╭─ EXTRACTED ENTRIES

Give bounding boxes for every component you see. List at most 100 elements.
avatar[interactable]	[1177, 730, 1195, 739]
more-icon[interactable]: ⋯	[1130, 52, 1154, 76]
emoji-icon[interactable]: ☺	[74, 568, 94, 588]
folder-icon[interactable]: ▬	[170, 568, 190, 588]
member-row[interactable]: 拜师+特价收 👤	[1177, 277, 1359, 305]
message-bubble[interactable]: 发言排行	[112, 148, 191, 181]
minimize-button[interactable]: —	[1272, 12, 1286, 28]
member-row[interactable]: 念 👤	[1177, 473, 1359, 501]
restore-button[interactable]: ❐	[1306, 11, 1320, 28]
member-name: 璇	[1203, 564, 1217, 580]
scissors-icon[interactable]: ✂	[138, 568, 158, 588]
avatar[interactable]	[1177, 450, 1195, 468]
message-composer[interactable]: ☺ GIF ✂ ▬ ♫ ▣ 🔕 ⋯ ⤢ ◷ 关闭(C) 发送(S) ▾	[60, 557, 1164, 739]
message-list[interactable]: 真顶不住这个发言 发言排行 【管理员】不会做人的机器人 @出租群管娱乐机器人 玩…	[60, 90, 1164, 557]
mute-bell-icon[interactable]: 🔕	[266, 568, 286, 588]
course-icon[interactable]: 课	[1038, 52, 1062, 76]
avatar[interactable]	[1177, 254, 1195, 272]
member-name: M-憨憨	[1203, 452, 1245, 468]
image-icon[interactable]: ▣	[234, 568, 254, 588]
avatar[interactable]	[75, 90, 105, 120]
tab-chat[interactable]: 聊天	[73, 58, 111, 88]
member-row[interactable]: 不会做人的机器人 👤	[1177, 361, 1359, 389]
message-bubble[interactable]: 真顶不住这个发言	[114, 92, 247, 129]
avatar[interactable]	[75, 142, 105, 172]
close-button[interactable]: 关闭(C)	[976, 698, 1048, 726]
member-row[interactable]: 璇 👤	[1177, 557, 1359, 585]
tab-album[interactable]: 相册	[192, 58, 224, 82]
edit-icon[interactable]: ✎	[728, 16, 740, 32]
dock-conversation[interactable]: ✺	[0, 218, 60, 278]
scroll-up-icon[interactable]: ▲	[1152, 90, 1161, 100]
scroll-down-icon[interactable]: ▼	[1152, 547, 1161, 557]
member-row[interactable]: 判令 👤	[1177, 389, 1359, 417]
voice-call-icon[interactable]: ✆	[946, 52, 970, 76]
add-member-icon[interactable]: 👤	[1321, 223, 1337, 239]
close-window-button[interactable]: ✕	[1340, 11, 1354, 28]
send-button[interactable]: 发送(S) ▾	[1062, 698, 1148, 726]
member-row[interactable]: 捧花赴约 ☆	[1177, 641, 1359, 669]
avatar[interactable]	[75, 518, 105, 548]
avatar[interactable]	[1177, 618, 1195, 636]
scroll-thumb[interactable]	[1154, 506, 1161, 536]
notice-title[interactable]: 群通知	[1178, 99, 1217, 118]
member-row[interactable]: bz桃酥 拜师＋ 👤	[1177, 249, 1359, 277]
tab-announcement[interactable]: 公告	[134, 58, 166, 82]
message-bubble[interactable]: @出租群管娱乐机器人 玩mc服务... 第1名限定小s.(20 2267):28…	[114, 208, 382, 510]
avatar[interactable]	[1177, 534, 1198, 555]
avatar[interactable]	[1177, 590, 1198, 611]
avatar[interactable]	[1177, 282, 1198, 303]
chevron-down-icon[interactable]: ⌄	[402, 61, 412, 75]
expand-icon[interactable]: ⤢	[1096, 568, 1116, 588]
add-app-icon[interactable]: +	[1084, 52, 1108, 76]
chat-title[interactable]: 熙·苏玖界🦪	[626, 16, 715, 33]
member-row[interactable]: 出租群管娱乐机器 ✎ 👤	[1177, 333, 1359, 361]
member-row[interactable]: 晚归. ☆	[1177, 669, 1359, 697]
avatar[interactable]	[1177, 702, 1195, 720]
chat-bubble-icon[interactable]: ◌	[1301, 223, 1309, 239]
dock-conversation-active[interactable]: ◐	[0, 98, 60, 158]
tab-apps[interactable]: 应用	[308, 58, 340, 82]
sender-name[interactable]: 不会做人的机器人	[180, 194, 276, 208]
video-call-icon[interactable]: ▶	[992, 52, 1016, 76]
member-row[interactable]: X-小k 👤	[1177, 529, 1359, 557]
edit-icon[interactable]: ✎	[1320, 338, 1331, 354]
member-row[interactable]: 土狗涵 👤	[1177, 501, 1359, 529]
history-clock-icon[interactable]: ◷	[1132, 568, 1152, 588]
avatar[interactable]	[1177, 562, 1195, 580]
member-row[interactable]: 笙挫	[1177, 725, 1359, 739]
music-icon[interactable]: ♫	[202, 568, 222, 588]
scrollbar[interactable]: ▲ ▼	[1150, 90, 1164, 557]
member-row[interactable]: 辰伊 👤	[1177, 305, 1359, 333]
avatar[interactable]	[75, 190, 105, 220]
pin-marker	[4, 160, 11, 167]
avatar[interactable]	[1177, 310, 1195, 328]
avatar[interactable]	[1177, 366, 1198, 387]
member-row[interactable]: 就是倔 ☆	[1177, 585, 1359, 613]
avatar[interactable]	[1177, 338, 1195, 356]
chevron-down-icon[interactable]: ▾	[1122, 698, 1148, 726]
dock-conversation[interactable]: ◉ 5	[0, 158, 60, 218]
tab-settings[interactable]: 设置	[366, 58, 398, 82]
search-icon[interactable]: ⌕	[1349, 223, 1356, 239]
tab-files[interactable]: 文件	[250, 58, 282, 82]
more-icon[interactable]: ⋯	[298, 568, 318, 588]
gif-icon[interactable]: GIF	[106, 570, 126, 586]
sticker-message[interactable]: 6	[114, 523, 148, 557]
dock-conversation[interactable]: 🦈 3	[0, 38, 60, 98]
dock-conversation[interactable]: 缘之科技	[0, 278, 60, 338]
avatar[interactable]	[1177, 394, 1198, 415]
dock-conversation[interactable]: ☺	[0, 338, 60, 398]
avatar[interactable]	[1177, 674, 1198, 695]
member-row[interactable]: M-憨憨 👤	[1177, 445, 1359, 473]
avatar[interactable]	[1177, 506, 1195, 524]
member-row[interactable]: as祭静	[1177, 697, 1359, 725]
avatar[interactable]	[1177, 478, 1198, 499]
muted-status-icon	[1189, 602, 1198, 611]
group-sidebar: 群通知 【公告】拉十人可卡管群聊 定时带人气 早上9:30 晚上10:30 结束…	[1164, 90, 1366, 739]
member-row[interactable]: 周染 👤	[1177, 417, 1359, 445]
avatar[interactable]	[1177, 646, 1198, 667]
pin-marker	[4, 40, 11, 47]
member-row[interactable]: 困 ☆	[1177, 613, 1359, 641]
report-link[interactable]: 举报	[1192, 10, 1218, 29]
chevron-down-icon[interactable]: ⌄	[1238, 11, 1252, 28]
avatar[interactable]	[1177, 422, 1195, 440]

╰─

EXERCISE OBJECTIVE >>
Present the listing as a numbered list, leaving out any blank lines, starting at its first line and stopping after the line that contains "58, 111, 88]".

ANSWER IN FULL >>
1. Give bounding boxes for every component you see. List at most 100 elements.
2. avatar[interactable]	[1177, 730, 1195, 739]
3. more-icon[interactable]: ⋯	[1130, 52, 1154, 76]
4. emoji-icon[interactable]: ☺	[74, 568, 94, 588]
5. folder-icon[interactable]: ▬	[170, 568, 190, 588]
6. member-row[interactable]: 拜师+特价收 👤	[1177, 277, 1359, 305]
7. message-bubble[interactable]: 发言排行	[112, 148, 191, 181]
8. minimize-button[interactable]: —	[1272, 12, 1286, 28]
9. member-row[interactable]: 念 👤	[1177, 473, 1359, 501]
10. restore-button[interactable]: ❐	[1306, 11, 1320, 28]
11. member-name: 璇	[1203, 564, 1217, 580]
12. scissors-icon[interactable]: ✂	[138, 568, 158, 588]
13. avatar[interactable]	[1177, 450, 1195, 468]
14. message-composer[interactable]: ☺ GIF ✂ ▬ ♫ ▣ 🔕 ⋯ ⤢ ◷ 关闭(C) 发送(S) ▾	[60, 557, 1164, 739]
15. message-list[interactable]: 真顶不住这个发言 发言排行 【管理员】不会做人的机器人 @出租群管娱乐机器人 玩…	[60, 90, 1164, 557]
16. mute-bell-icon[interactable]: 🔕	[266, 568, 286, 588]
17. course-icon[interactable]: 课	[1038, 52, 1062, 76]
18. avatar[interactable]	[1177, 254, 1195, 272]
19. member-name: M-憨憨	[1203, 452, 1245, 468]
20. image-icon[interactable]: ▣	[234, 568, 254, 588]
21. avatar[interactable]	[75, 90, 105, 120]
22. tab-chat[interactable]: 聊天	[73, 58, 111, 88]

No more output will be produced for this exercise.